== Provided data

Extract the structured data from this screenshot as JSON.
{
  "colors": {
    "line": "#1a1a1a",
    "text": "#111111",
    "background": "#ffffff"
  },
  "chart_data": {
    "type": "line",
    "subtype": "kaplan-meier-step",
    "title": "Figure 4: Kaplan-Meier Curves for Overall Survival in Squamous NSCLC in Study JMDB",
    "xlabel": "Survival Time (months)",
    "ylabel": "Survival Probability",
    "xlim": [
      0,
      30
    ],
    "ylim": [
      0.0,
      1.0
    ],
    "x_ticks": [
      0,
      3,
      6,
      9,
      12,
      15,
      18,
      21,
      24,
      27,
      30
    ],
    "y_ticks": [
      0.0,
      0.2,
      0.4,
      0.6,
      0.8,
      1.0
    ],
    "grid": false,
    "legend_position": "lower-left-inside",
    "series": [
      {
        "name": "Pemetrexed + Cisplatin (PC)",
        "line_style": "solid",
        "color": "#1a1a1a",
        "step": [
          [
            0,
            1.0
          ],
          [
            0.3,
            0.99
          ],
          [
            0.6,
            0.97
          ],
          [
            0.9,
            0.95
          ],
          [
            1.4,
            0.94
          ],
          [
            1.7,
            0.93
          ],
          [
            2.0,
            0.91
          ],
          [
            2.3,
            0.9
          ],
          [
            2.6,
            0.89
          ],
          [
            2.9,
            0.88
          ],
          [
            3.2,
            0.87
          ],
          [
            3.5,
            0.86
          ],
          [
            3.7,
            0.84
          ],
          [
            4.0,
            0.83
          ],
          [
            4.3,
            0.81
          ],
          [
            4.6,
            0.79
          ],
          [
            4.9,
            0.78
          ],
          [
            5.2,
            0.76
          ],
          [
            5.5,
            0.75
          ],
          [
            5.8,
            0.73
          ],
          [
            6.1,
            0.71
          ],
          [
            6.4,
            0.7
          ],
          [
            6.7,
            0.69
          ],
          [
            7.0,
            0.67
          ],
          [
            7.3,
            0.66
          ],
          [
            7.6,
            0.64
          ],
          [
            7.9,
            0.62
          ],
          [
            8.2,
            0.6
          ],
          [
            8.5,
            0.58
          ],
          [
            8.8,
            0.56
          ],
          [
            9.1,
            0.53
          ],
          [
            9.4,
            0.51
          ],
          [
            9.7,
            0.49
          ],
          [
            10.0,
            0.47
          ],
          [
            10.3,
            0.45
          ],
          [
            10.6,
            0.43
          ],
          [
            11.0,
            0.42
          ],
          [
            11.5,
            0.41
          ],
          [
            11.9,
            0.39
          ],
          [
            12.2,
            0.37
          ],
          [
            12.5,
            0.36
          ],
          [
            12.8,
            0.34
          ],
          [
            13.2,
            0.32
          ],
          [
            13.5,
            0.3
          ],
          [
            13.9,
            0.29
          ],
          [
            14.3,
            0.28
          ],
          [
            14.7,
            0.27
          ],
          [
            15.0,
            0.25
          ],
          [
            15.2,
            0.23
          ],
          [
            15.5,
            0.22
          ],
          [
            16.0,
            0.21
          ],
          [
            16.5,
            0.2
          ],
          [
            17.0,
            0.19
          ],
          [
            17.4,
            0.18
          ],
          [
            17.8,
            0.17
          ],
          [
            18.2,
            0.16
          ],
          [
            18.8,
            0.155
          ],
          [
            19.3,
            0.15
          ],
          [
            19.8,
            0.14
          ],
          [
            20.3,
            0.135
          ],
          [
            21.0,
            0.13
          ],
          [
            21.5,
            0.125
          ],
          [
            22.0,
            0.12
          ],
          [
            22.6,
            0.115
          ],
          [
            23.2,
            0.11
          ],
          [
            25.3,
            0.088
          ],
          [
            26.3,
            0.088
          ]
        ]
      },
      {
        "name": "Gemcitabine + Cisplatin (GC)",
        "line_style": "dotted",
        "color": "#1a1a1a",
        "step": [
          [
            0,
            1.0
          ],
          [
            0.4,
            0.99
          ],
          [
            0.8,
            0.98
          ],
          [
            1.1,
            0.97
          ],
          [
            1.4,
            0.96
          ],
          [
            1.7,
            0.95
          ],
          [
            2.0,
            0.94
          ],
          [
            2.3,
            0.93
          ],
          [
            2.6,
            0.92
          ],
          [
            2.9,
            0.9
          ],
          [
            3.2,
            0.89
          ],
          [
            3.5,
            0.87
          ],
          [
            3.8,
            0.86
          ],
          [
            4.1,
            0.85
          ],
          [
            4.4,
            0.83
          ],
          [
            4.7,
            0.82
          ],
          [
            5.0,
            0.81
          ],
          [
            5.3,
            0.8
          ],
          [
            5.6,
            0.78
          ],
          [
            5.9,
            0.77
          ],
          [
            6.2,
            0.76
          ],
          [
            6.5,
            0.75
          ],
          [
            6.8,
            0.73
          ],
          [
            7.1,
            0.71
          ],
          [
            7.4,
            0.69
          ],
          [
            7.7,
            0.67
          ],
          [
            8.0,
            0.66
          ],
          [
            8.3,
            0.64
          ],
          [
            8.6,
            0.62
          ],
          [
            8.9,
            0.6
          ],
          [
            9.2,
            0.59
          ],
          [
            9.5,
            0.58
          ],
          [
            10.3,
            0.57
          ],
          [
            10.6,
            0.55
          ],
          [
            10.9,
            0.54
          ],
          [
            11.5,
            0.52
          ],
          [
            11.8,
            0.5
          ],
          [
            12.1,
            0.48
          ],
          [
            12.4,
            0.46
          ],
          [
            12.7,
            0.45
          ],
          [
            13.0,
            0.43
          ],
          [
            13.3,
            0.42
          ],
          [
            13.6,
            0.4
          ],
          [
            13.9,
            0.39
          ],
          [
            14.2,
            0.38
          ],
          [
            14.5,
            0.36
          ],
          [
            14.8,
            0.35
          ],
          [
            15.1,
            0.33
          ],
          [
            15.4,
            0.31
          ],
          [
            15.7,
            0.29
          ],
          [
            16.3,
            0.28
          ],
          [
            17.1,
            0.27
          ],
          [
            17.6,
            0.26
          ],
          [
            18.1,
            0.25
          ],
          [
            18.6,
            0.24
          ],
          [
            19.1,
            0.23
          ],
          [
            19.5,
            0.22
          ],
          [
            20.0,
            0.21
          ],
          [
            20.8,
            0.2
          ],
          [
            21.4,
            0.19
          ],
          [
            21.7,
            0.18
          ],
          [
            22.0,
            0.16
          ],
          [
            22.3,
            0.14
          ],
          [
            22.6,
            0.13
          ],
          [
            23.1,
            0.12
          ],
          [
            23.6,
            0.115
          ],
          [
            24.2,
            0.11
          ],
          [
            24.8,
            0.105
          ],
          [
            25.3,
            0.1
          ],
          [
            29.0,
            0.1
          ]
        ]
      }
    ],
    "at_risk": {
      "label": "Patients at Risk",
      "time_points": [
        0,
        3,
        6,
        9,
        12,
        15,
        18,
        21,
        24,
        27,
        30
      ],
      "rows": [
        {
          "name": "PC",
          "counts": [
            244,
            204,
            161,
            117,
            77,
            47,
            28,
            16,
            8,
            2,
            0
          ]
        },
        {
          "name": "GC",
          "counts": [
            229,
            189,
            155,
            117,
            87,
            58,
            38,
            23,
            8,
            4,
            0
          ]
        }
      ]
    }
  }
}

====

__Your instructions__. Each line of the listing should be copied exactly.

__Output__.
Extract the structured data from this screenshot as JSON.
{
  "colors": {
    "line": "#1a1a1a",
    "text": "#111111",
    "background": "#ffffff"
  },
  "chart_data": {
    "type": "line",
    "subtype": "kaplan-meier-step",
    "title": "Figure 4: Kaplan-Meier Curves for Overall Survival in Squamous NSCLC in Study JMDB",
    "xlabel": "Survival Time (months)",
    "ylabel": "Survival Probability",
    "xlim": [
      0,
      30
    ],
    "ylim": [
      0.0,
      1.0
    ],
    "x_ticks": [
      0,
      3,
      6,
      9,
      12,
      15,
      18,
      21,
      24,
      27,
      30
    ],
    "y_ticks": [
      0.0,
      0.2,
      0.4,
      0.6,
      0.8,
      1.0
    ],
    "grid": false,
    "legend_position": "lower-left-inside",
    "series": [
      {
        "name": "Pemetrexed + Cisplatin (PC)",
        "line_style": "solid",
        "color": "#1a1a1a",
        "step": [
          [
            0,
            1.0
          ],
          [
            0.3,
            0.99
          ],
          [
            0.6,
            0.97
          ],
          [
            0.9,
            0.95
          ],
          [
            1.4,
            0.94
          ],
          [
            1.7,
            0.93
          ],
          [
            2.0,
            0.91
          ],
          [
            2.3,
            0.9
          ],
          [
            2.6,
            0.89
          ],
          [
            2.9,
            0.88
          ],
          [
            3.2,
            0.87
          ],
          [
            3.5,
            0.86
          ],
          [
            3.7,
            0.84
          ],
          [
            4.0,
            0.83
          ],
          [
            4.3,
            0.81
          ],
          [
            4.6,
            0.79
          ],
          [
            4.9,
            0.78
          ],
          [
            5.2,
            0.76
          ],
          [
            5.5,
            0.75
          ],
          [
            5.8,
            0.73
          ],
          [
            6.1,
            0.71
          ],
          [
            6.4,
            0.7
          ],
          [
            6.7,
            0.69
          ],
          [
            7.0,
            0.67
          ],
          [
            7.3,
            0.66
          ],
          [
            7.6,
            0.64
          ],
          [
            7.9,
            0.62
          ],
          [
            8.2,
            0.6
          ],
          [
            8.5,
            0.58
          ],
          [
            8.8,
            0.56
          ],
          [
            9.1,
            0.53
          ],
          [
            9.4,
            0.51
          ],
          [
            9.7,
            0.49
          ],
          [
            10.0,
            0.47
          ],
          [
            10.3,
            0.45
          ],
          [
            10.6,
            0.43
          ],
          [
            11.0,
            0.42
          ],
          [
            11.5,
            0.41
          ],
          [
            11.9,
            0.39
          ],
          [
            12.2,
            0.37
          ],
          [
            12.5,
            0.36
          ],
          [
            12.8,
            0.34
          ],
          [
            13.2,
            0.32
          ],
          [
            13.5,
            0.3
          ],
          [
            13.9,
            0.29
          ],
          [
            14.3,
            0.28
          ],
          [
            14.7,
            0.27
          ],
          [
            15.0,
            0.25
          ],
          [
            15.2,
            0.23
          ],
          [
            15.5,
            0.22
          ],
          [
            16.0,
            0.21
          ],
          [
            16.5,
            0.2
          ],
          [
            17.0,
            0.19
          ],
          [
            17.4,
            0.18
          ],
          [
            17.8,
            0.17
          ],
          [
            18.2,
            0.16
          ],
          [
            18.8,
            0.155
          ],
          [
            19.3,
            0.15
          ],
          [
            19.8,
            0.14
          ],
          [
            20.3,
            0.135
          ],
          [
            21.0,
            0.13
          ],
          [
            21.5,
            0.125
          ],
          [
            22.0,
            0.12
          ],
          [
            22.6,
            0.115
          ],
          [
            23.2,
            0.11
          ],
          [
            25.3,
            0.088
          ],
          [
            26.3,
            0.088
          ]
        ]
      },
      {
        "name": "Gemcitabine + Cisplatin (GC)",
        "line_style": "dotted",
        "color": "#1a1a1a",
        "step": [
          [
            0,
            1.0
          ],
          [
            0.4,
            0.99
          ],
          [
            0.8,
            0.98
          ],
          [
            1.1,
            0.97
          ],
          [
            1.4,
            0.96
          ],
          [
            1.7,
            0.95
          ],
          [
            2.0,
            0.94
          ],
          [
            2.3,
            0.93
          ],
          [
            2.6,
            0.92
          ],
          [
            2.9,
            0.9
          ],
          [
            3.2,
            0.89
          ],
          [
            3.5,
            0.87
          ],
          [
            3.8,
            0.86
          ],
          [
            4.1,
            0.85
          ],
          [
            4.4,
            0.83
          ],
          [
            4.7,
            0.82
          ],
          [
            5.0,
            0.81
          ],
          [
            5.3,
            0.8
          ],
          [
            5.6,
            0.78
          ],
          [
            5.9,
            0.77
          ],
          [
            6.2,
            0.76
          ],
          [
            6.5,
            0.75
          ],
          [
            6.8,
            0.73
          ],
          [
            7.1,
            0.71
          ],
          [
            7.4,
            0.69
          ],
          [
            7.7,
            0.67
          ],
          [
            8.0,
            0.66
          ],
          [
            8.3,
            0.64
          ],
          [
            8.6,
            0.62
          ],
          [
            8.9,
            0.6
          ],
          [
            9.2,
            0.59
          ],
          [
            9.5,
            0.58
          ],
          [
            10.3,
            0.57
          ],
          [
            10.6,
            0.55
          ],
          [
            10.9,
            0.54
          ],
          [
            11.5,
            0.52
          ],
          [
            11.8,
            0.5
          ],
          [
            12.1,
            0.48
          ],
          [
            12.4,
            0.46
          ],
          [
            12.7,
            0.45
          ],
          [
            13.0,
            0.43
          ],
          [
            13.3,
            0.42
          ],
          [
            13.6,
            0.4
          ],
          [
            13.9,
            0.39
          ],
          [
            14.2,
            0.38
          ],
          [
            14.5,
            0.36
          ],
          [
            14.8,
            0.35
          ],
          [
            15.1,
            0.33
          ],
          [
            15.4,
            0.31
          ],
          [
            15.7,
            0.29
          ],
          [
            16.3,
            0.28
          ],
          [
            17.1,
            0.27
          ],
          [
            17.6,
            0.26
          ],
          [
            18.1,
            0.25
          ],
          [
            18.6,
            0.24
          ],
          [
            19.1,
            0.23
          ],
          [
            19.5,
            0.22
          ],
          [
            20.0,
            0.21
          ],
          [
            20.8,
            0.2
          ],
          [
            21.4,
            0.19
          ],
          [
            21.7,
            0.18
          ],
          [
            22.0,
            0.16
          ],
          [
            22.3,
            0.14
          ],
          [
            22.6,
            0.13
          ],
          [
            23.1,
            0.12
          ],
          [
            23.6,
            0.115
          ],
          [
            24.2,
            0.11
          ],
          [
            24.8,
            0.105
          ],
          [
            25.3,
            0.1
          ],
          [
            29.0,
            0.1
          ]
        ]
      }
    ],
    "at_risk": {
      "label": "Patients at Risk",
      "time_points": [
        0,
        3,
        6,
        9,
        12,
        15,
        18,
        21,
        24,
        27,
        30
      ],
      "rows": [
        {
          "name": "PC",
          "counts": [
            244,
            204,
            161,
            117,
            77,
            47,
            28,
            16,
            8,
            2,
            0
          ]
        },
        {
          "name": "GC",
          "counts": [
            229,
            189,
            155,
            117,
            87,
            58,
            38,
            23,
            8,
            4,
            0
          ]
        }
      ]
    }
  }
}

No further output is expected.